═══ Lesetext

# Maturaball Plakat...



## MrE (7. Juli 2002)

Wir haben im nächsten Jahr Maturaball, der im Zeichen "Culture Flash" steht. Habt ihr Vorschläge, wie man dazu ein passendes Plakat gestalten könnte? Ideen? Und ich hätte auch noch eine allgemeine Frage: wie groß müssen/sollten wir das Plakat in Photoshop gestalten? 

Danke im Voraus...


----------



## cocoon (7. Juli 2002)

Was drauf kommt musst Du schon selbst wissen. Die Kreativität wird Dir hier sicher keiner abnehmen.
Ansonsten solltest Du Dich mit der Druckerei in Verbindung setzen, die wird Dir Preise zu verschiedenen Formaten sagen. Ich würde bei einem Poster aber zu Din A3 raten. In Photoshop dann das Dokument auf 300 dpi und CYMK-Farben, als Dateiformat wird die Druckerei wohl EPS wollen (war zumindest bei mir immer so..).

Viel Erfolg!


----------



## X-trOn (7. Juli 2002)

Wollt ihr versch Kulturen vorstellen??


Wenn ja welche?? Kulturen im Sinne von Altersgruppen oder im Sinne von Völkern

Ich würd einfach ein paar Bilder nehmen und ein Kollage machen oder so

Greatz
X-trOn


----------



## MrE (8. Juli 2002)

══════
═══ Rohdaten

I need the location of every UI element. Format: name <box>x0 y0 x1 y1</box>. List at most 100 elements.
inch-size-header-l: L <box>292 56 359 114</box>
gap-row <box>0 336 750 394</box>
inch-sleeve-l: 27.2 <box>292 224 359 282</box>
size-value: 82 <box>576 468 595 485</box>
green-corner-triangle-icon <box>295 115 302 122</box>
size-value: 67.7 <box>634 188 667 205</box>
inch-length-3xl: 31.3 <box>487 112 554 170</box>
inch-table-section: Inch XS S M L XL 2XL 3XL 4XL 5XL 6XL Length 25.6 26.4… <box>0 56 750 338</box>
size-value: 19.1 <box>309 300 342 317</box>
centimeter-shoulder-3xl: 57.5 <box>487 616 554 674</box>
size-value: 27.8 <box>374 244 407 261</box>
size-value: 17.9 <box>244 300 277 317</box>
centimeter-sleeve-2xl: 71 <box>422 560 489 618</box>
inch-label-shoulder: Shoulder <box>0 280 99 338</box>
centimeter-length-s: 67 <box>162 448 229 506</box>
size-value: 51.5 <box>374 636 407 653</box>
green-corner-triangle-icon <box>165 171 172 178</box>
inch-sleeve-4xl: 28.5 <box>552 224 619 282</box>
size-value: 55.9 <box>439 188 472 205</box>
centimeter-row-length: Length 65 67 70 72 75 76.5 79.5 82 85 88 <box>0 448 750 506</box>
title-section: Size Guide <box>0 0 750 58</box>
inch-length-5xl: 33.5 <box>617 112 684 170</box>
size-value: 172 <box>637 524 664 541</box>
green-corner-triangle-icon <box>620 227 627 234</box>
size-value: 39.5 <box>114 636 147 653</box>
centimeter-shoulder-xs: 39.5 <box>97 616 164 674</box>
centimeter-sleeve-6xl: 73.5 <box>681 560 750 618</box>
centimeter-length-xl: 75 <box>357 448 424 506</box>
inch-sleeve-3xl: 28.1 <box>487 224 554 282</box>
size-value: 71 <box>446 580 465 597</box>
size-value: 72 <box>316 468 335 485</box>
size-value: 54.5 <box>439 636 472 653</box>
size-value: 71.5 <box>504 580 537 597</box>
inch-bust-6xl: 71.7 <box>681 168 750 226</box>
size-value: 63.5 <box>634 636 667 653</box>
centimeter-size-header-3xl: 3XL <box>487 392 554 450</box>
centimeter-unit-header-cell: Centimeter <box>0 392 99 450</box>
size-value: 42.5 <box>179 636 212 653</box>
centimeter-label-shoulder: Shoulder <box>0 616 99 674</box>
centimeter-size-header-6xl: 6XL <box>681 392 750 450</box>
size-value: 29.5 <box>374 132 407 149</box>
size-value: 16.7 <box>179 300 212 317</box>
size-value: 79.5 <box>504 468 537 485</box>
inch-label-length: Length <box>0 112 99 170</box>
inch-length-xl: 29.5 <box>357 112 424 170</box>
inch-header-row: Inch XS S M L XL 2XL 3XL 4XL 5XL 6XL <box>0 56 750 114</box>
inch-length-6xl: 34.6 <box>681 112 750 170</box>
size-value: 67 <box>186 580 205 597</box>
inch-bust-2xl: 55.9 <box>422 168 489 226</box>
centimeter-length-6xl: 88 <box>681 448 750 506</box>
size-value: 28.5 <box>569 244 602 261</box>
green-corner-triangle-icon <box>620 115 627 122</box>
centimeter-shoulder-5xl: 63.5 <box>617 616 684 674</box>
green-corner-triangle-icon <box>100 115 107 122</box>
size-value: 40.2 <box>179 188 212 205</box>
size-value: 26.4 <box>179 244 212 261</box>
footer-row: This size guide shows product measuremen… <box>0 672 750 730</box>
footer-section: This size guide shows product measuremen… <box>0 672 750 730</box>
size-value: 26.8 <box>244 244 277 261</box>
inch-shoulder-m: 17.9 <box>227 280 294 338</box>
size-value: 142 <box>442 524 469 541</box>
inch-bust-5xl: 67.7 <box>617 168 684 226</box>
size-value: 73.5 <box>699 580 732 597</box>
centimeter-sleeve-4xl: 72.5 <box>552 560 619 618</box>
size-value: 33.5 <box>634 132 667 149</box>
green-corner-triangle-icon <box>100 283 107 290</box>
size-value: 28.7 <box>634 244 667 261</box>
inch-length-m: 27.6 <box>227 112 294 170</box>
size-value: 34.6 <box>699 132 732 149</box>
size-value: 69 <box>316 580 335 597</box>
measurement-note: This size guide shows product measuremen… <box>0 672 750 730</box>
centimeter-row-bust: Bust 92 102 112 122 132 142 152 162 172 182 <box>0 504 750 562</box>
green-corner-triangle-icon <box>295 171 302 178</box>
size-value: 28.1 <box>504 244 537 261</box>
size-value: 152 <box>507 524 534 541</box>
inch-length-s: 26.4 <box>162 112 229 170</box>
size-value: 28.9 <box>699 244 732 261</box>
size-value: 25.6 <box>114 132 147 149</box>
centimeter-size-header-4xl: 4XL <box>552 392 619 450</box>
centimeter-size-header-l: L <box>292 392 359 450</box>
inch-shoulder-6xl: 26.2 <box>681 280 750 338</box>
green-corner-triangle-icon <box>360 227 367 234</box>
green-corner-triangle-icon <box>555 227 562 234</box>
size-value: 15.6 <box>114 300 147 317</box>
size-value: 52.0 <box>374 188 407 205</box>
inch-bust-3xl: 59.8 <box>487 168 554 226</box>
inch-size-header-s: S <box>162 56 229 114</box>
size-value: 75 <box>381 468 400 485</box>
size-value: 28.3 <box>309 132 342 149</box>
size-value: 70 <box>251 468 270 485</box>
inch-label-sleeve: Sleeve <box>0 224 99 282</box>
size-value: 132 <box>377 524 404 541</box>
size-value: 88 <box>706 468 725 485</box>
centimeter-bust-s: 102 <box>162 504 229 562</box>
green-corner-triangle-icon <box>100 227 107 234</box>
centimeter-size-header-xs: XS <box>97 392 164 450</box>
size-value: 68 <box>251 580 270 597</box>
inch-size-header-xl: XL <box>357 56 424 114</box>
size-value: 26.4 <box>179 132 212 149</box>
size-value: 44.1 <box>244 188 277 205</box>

══════

Mit welcher Auflösung soll das Dokument in Photoshop laut cocoon im Forenthread zum Maturaball-Plakat angelegt werden? Die Zeilen werden hierfür nicht gebraucht.

- [Vollständige Lösung] Mit 300 dpi.